## Task instructions
In the following material, identify every line holding the string "bredd" and return it.

## Provided data

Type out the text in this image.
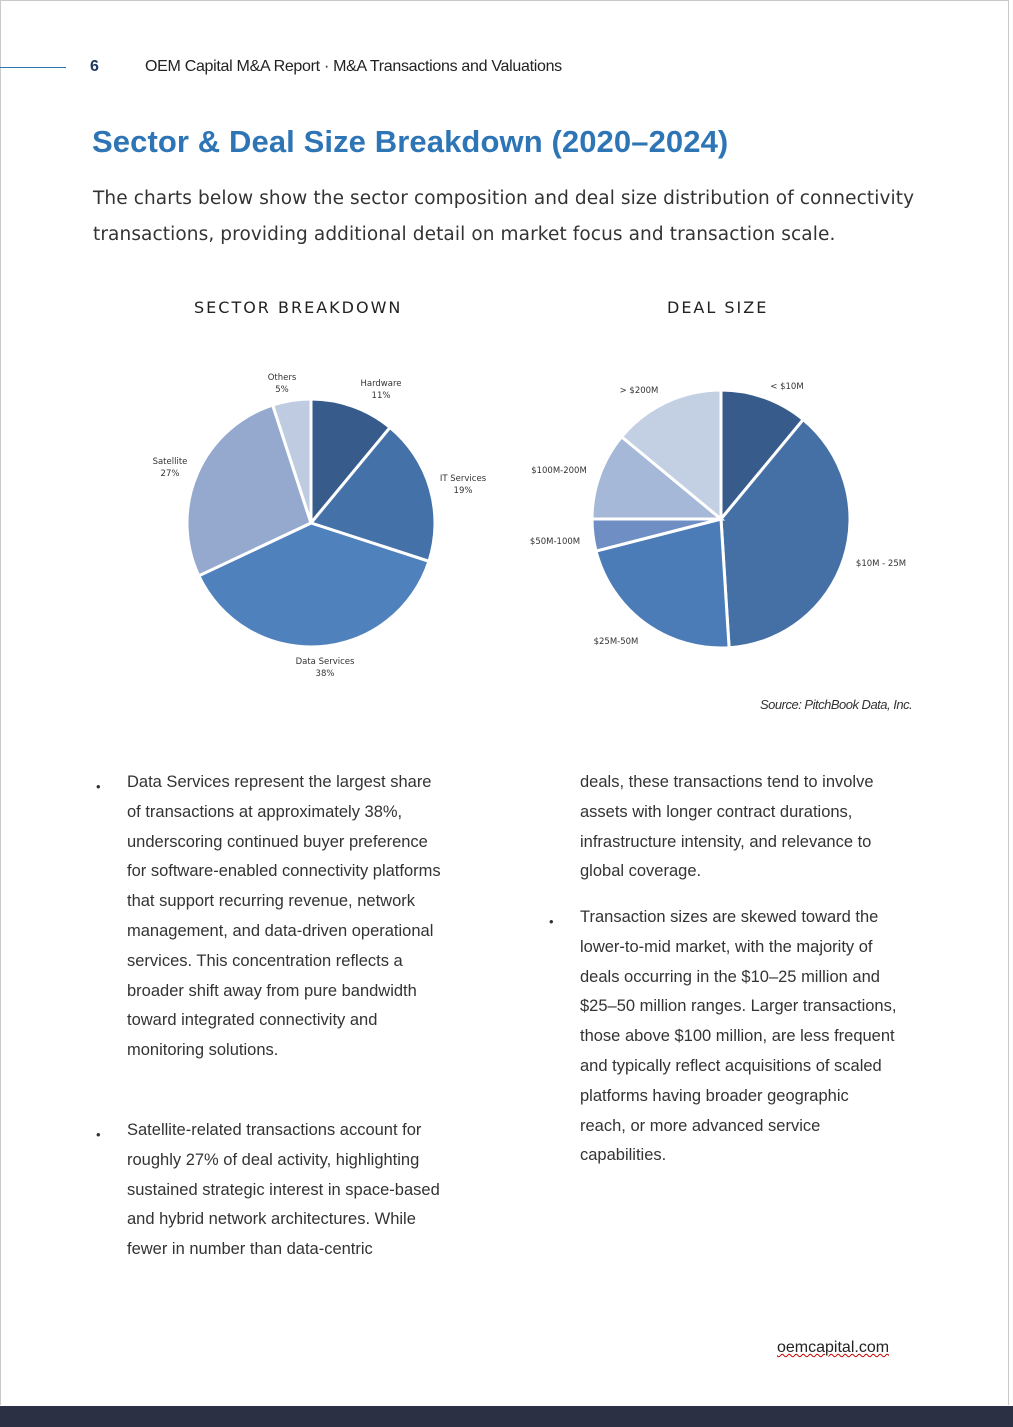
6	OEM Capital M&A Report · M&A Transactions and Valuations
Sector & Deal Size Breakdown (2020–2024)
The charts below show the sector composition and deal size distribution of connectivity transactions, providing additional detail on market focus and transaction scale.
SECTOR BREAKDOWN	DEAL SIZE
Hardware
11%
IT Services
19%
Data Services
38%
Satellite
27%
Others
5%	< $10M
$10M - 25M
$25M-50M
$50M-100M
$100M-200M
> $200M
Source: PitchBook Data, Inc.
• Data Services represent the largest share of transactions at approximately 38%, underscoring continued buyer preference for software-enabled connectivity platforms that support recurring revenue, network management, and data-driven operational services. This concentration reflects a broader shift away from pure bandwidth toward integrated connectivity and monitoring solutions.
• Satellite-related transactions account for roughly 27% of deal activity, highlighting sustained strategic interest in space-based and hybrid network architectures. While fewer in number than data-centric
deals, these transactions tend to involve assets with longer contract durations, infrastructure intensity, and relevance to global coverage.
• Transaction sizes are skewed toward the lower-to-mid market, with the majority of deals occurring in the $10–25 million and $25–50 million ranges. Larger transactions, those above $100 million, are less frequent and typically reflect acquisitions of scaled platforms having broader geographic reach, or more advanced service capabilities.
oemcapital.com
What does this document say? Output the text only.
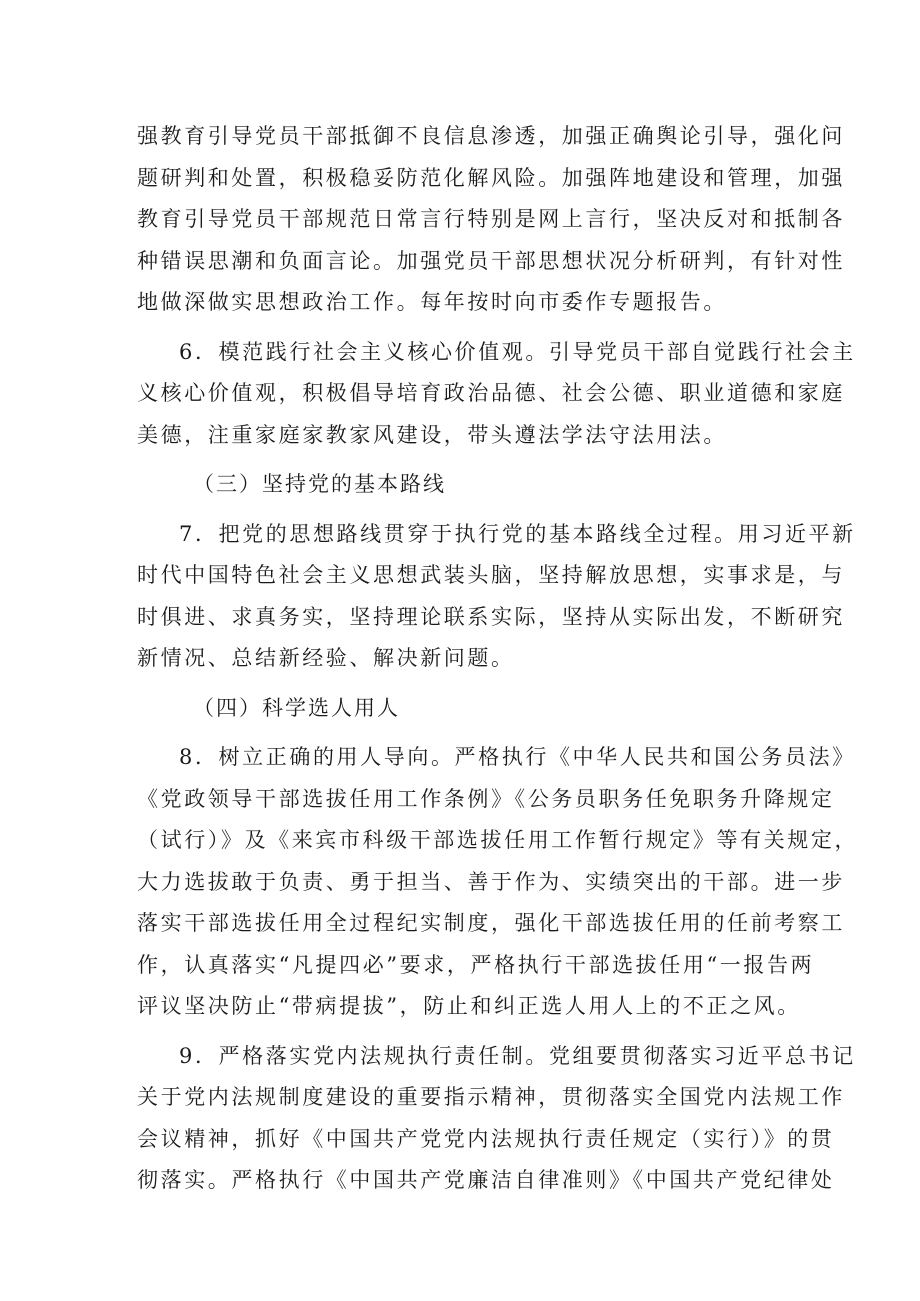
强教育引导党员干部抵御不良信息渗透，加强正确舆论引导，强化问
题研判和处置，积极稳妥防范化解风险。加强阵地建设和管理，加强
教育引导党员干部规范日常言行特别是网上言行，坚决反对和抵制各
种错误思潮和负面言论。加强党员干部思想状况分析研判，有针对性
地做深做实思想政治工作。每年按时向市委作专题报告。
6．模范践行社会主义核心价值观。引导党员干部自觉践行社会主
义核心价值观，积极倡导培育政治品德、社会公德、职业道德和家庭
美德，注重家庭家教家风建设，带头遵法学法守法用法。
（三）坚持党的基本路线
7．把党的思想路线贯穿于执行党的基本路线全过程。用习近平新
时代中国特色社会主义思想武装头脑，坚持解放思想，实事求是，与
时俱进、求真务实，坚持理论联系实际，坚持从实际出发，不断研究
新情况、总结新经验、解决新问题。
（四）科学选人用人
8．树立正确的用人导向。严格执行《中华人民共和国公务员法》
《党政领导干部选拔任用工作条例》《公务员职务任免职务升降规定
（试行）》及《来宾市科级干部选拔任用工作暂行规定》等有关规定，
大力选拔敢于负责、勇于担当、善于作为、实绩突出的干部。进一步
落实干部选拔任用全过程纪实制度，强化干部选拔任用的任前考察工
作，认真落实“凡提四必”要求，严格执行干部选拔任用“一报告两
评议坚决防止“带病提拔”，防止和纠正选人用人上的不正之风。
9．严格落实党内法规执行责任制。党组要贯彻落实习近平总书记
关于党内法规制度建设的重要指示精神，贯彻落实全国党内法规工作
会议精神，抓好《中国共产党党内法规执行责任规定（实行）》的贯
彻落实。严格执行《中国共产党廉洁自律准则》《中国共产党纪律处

* * *

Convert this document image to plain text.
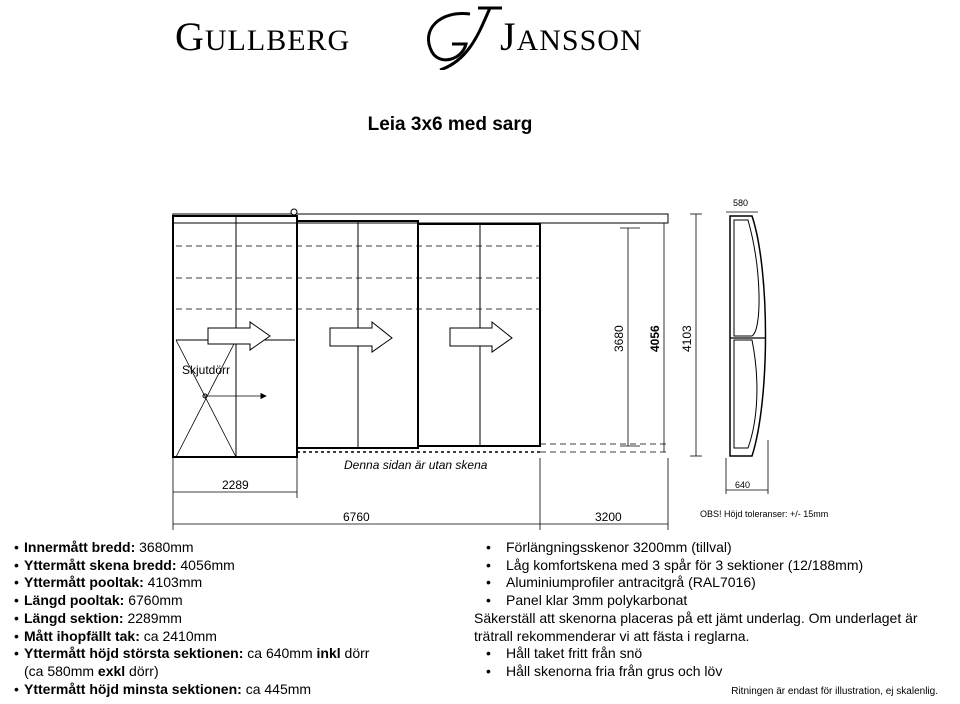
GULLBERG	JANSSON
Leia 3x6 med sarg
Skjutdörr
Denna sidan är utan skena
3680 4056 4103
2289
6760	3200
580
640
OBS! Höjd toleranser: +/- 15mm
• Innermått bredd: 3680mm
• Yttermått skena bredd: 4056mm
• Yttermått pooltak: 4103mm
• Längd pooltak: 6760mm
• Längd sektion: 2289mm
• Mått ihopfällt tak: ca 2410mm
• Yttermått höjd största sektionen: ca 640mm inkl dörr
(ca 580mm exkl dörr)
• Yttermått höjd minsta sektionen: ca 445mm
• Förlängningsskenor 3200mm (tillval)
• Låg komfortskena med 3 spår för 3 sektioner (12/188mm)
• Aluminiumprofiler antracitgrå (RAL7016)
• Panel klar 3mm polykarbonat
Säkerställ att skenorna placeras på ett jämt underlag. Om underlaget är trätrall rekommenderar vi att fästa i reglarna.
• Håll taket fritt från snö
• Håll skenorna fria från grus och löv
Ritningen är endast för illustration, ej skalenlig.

## Written answer
• Innermått bredd: 3680mm
• Yttermått skena bredd: 4056mm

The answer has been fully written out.